**What the task requires**
Please find all lines in the data that hold the string "Remove" and copy them.

___ Items ___

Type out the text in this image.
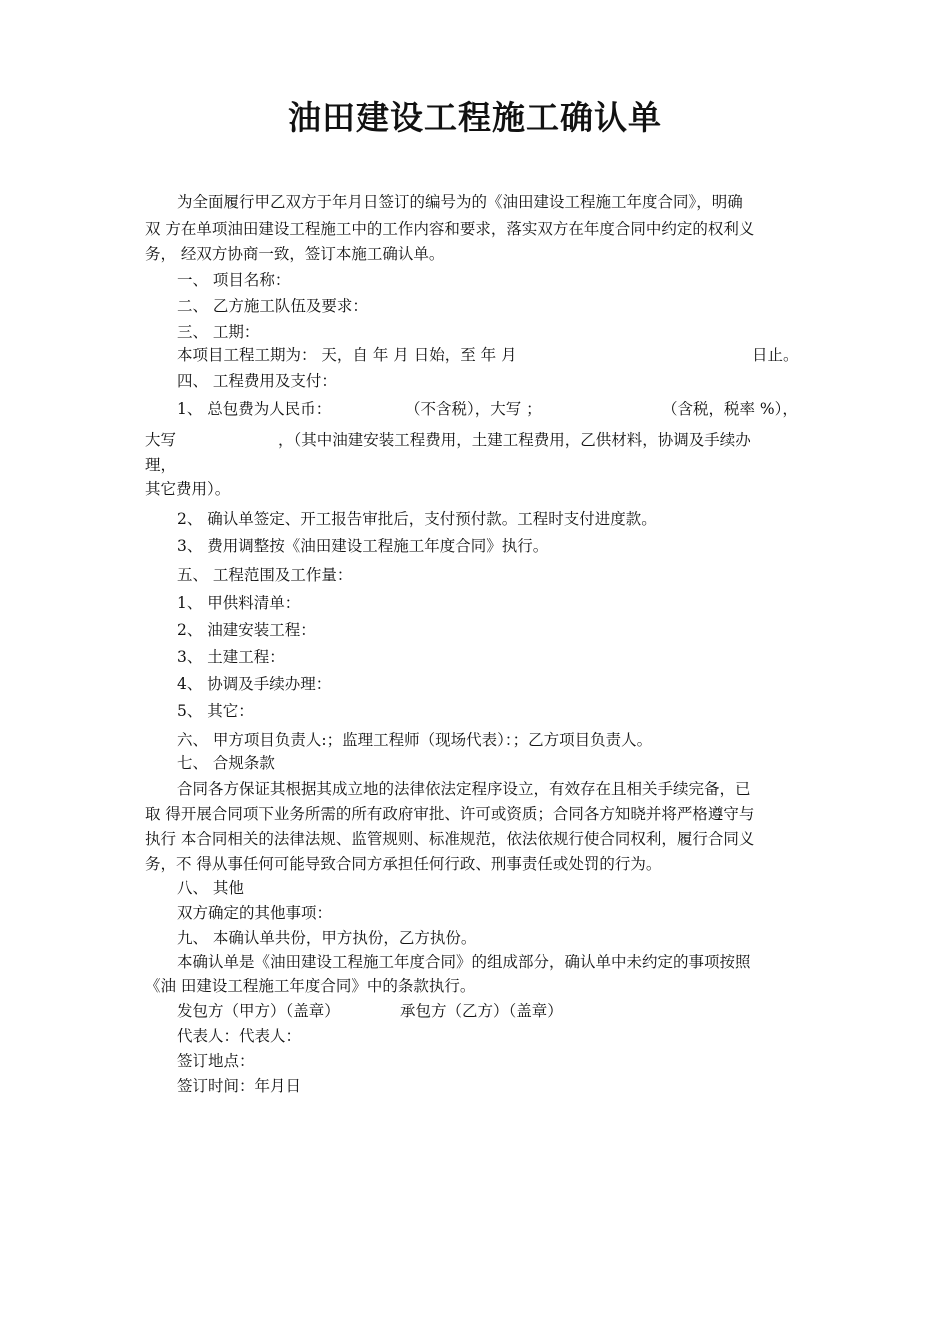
油田建设工程施工确认单
为全面履行甲乙双方于年月日签订的编号为的《油田建设工程施工年度合同》，明确
双 方在单项油田建设工程施工中的工作内容和要求，落实双方在年度合同中约定的权利义
务， 经双方协商一致，签订本施工确认单。
一、 项目名称：
二、 乙方施工队伍及要求：
三、 工期：
本项目工程工期为： 天，自 年 月 日始，至 年 月	日止。
四、 工程费用及支付：
1、 总包费为人民币：	（不含税），大写 ；	（含税，税率 %），
大写	，（其中油建安装工程费用，土建工程费用，乙供材料，协调及手续办
理，
其它费用）。
2、 确认单签定、开工报告审批后，支付预付款。工程时支付进度款。
3、 费用调整按《油田建设工程施工年度合同》执行。
五、 工程范围及工作量：
1、 甲供料清单：
2、 油建安装工程：
3、 土建工程：
4、 协调及手续办理：
5、 其它：
六、 甲方项目负责人:；监理工程师（现场代表）：；乙方项目负责人。
七、 合规条款
合同各方保证其根据其成立地的法律依法定程序设立，有效存在且相关手续完备，已
取 得开展合同项下业务所需的所有政府审批、许可或资质；合同各方知晓并将严格遵守与
执行 本合同相关的法律法规、监管规则、标准规范，依法依规行使合同权利，履行合同义
务，不 得从事任何可能导致合同方承担任何行政、刑事责任或处罚的行为。
八、 其他
双方确定的其他事项：
九、 本确认单共份，甲方执份，乙方执份。
本确认单是《油田建设工程施工年度合同》的组成部分，确认单中未约定的事项按照
《油 田建设工程施工年度合同》中的条款执行。
发包方（甲方）（盖章）	承包方（乙方）（盖章）
代表人：代表人：
签订地点：
签订时间：年月日
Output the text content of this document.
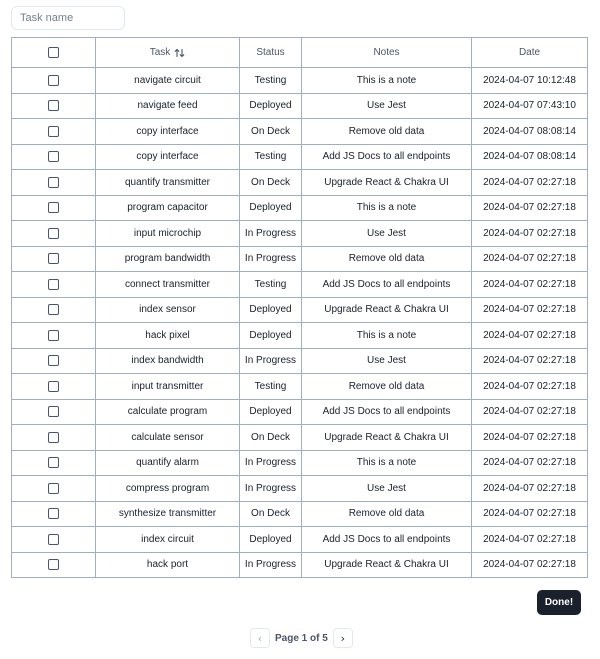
Task name

	Task	Status	Notes	Date
	navigate circuit	Testing	This is a note	2024-04-07 10:12:48
	navigate feed	Deployed	Use Jest	2024-04-07 07:43:10
	copy interface	On Deck	Remove old data	2024-04-07 08:08:14
	copy interface	Testing	Add JS Docs to all endpoints	2024-04-07 08:08:14
	quantify transmitter	On Deck	Upgrade React & Chakra UI	2024-04-07 02:27:18
	program capacitor	Deployed	This is a note	2024-04-07 02:27:18
	input microchip	In Progress	Use Jest	2024-04-07 02:27:18
	program bandwidth	In Progress	Remove old data	2024-04-07 02:27:18
	connect transmitter	Testing	Add JS Docs to all endpoints	2024-04-07 02:27:18
	index sensor	Deployed	Upgrade React & Chakra UI	2024-04-07 02:27:18
	hack pixel	Deployed	This is a note	2024-04-07 02:27:18
	index bandwidth	In Progress	Use Jest	2024-04-07 02:27:18
	input transmitter	Testing	Remove old data	2024-04-07 02:27:18
	calculate program	Deployed	Add JS Docs to all endpoints	2024-04-07 02:27:18
	calculate sensor	On Deck	Upgrade React & Chakra UI	2024-04-07 02:27:18
	quantify alarm	In Progress	This is a note	2024-04-07 02:27:18
	compress program	In Progress	Use Jest	2024-04-07 02:27:18
	synthesize transmitter	On Deck	Remove old data	2024-04-07 02:27:18
	index circuit	Deployed	Add JS Docs to all endpoints	2024-04-07 02:27:18
	hack port	In Progress	Upgrade React & Chakra UI	2024-04-07 02:27:18
Done!
‹	Page 1 of 5	›
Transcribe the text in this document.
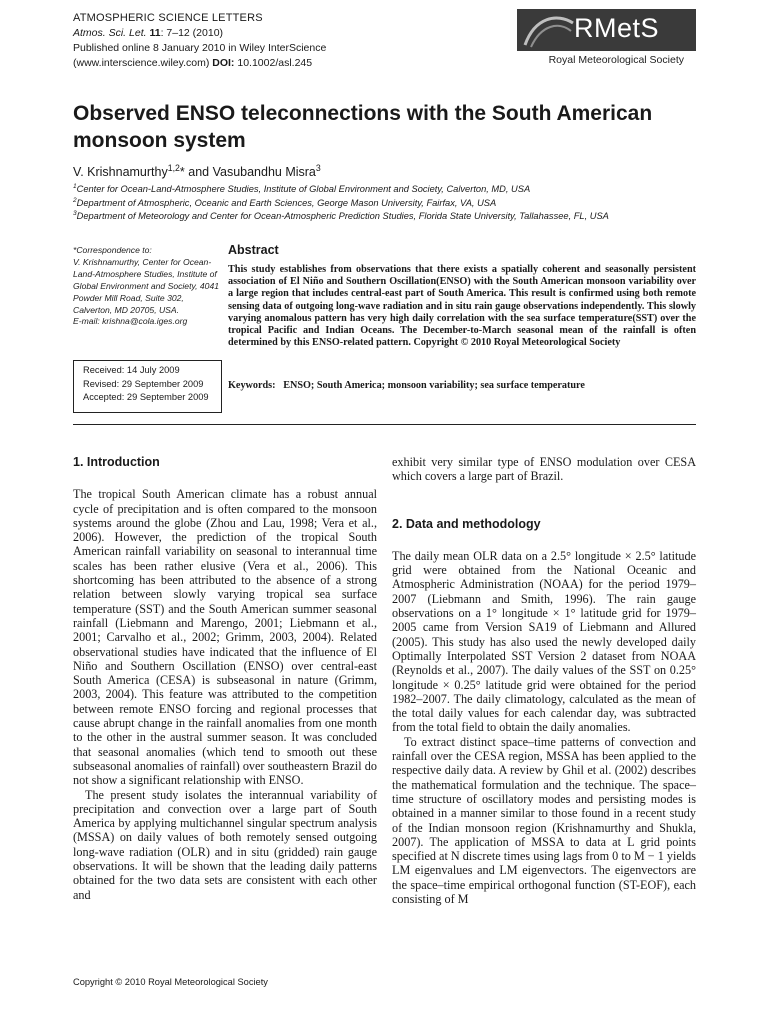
ATMOSPHERIC SCIENCE LETTERS
Atmos. Sci. Let. 11: 7–12 (2010)
Published online 8 January 2010 in Wiley InterScience
(www.interscience.wiley.com) DOI: 10.1002/asl.245
RMetS
Royal Meteorological Society
Observed ENSO teleconnections with the South American monsoon system
V. Krishnamurthy$^{1,2}$* and Vasubandhu Misra$^3$
$^1$Center for Ocean-Land-Atmosphere Studies, Institute of Global Environment and Society, Calverton, MD, USA
$^2$Department of Atmospheric, Oceanic and Earth Sciences, George Mason University, Fairfax, VA, USA
$^3$Department of Meteorology and Center for Ocean-Atmospheric Prediction Studies, Florida State University, Tallahassee, FL, USA
*Correspondence to:
V. Krishnamurthy, Center for Ocean-Land-Atmosphere Studies, Institute of Global Environment and Society, 4041 Powder Mill Road, Suite 302, Calverton, MD 20705, USA.
E-mail: krishna@cola.iges.org
Received: 14 July 2009
Revised: 29 September 2009
Accepted: 29 September 2009
Abstract
This study establishes from observations that there exists a spatially coherent and seasonally persistent association of El Niño and Southern Oscillation(ENSO) with the South American monsoon variability over a large region that includes central-east part of South America. This result is confirmed using both remote sensing data of outgoing long-wave radiation and in situ rain gauge observations independently. This slowly varying anomalous pattern has very high daily correlation with the sea surface temperature(SST) over the tropical Pacific and Indian Oceans. The December-to-March seasonal mean of the rainfall is often determined by this ENSO-related pattern. Copyright © 2010 Royal Meteorological Society
Keywords: ENSO; South America; monsoon variability; sea surface temperature
1. Introduction

The tropical South American climate has a robust annual cycle of precipitation and is often compared to the monsoon systems around the globe (Zhou and Lau, 1998; Vera et al., 2006). However, the prediction of the tropical South American rainfall variability on seasonal to interannual time scales has been rather elusive (Vera et al., 2006). This shortcoming has been attributed to the absence of a strong relation between slowly varying tropical sea surface temperature (SST) and the South American summer seasonal rainfall (Liebmann and Marengo, 2001; Liebmann et al., 2001; Carvalho et al., 2002; Grimm, 2003, 2004). Related observational studies have indicated that the influence of El Niño and Southern Oscillation (ENSO) over central-east South America (CESA) is subseasonal in nature (Grimm, 2003, 2004). This feature was attributed to the competition between remote ENSO forcing and regional processes that cause abrupt change in the rainfall anomalies from one month to the other in the austral summer season. It was concluded that seasonal anomalies (which tend to smooth out these subseasonal anomalies of rainfall) over southeastern Brazil do not show a significant relationship with ENSO.

The present study isolates the interannual variability of precipitation and convection over a large part of South America by applying multichannel singular spectrum analysis (MSSA) on daily values of both remotely sensed outgoing long-wave radiation (OLR) and in situ (gridded) rain gauge observations. It will be shown that the leading daily patterns obtained for the two data sets are consistent with each other and

exhibit very similar type of ENSO modulation over CESA which covers a large part of Brazil.

2. Data and methodology

The daily mean OLR data on a 2.5° longitude × 2.5° latitude grid were obtained from the National Oceanic and Atmospheric Administration (NOAA) for the period 1979–2007 (Liebmann and Smith, 1996). The rain gauge observations on a 1° longitude × 1° latitude grid for 1979–2005 came from Version SA19 of Liebmann and Allured (2005). This study has also used the newly developed daily Optimally Interpolated SST Version 2 dataset from NOAA (Reynolds et al., 2007). The daily values of the SST on 0.25° longitude × 0.25° latitude grid were obtained for the period 1982–2007. The daily climatology, calculated as the mean of the total daily values for each calendar day, was subtracted from the total field to obtain the daily anomalies.

To extract distinct space–time patterns of convection and rainfall over the CESA region, MSSA has been applied to the respective daily data. A review by Ghil et al. (2002) describes the mathematical formulation and the technique. The space–time structure of oscillatory modes and persisting modes is obtained in a manner similar to those found in a recent study of the Indian monsoon region (Krishnamurthy and Shukla, 2007). The application of MSSA to data at L grid points specified at N discrete times using lags from 0 to M − 1 yields LM eigenvalues and LM eigenvectors. The eigenvectors are the space–time empirical orthogonal function (ST-EOF), each consisting of M

Copyright © 2010 Royal Meteorological Society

___

**Result below**
	copy interface	On Deck	Remove old data	2024-04-07 08:08:14
	program bandwidth	In Progress	Remove old data	2024-04-07 02:27:18
	input transmitter	Testing	Remove old data	2024-04-07 02:27:18
	synthesize transmitter	On Deck	Remove old data	2024-04-07 02:27:18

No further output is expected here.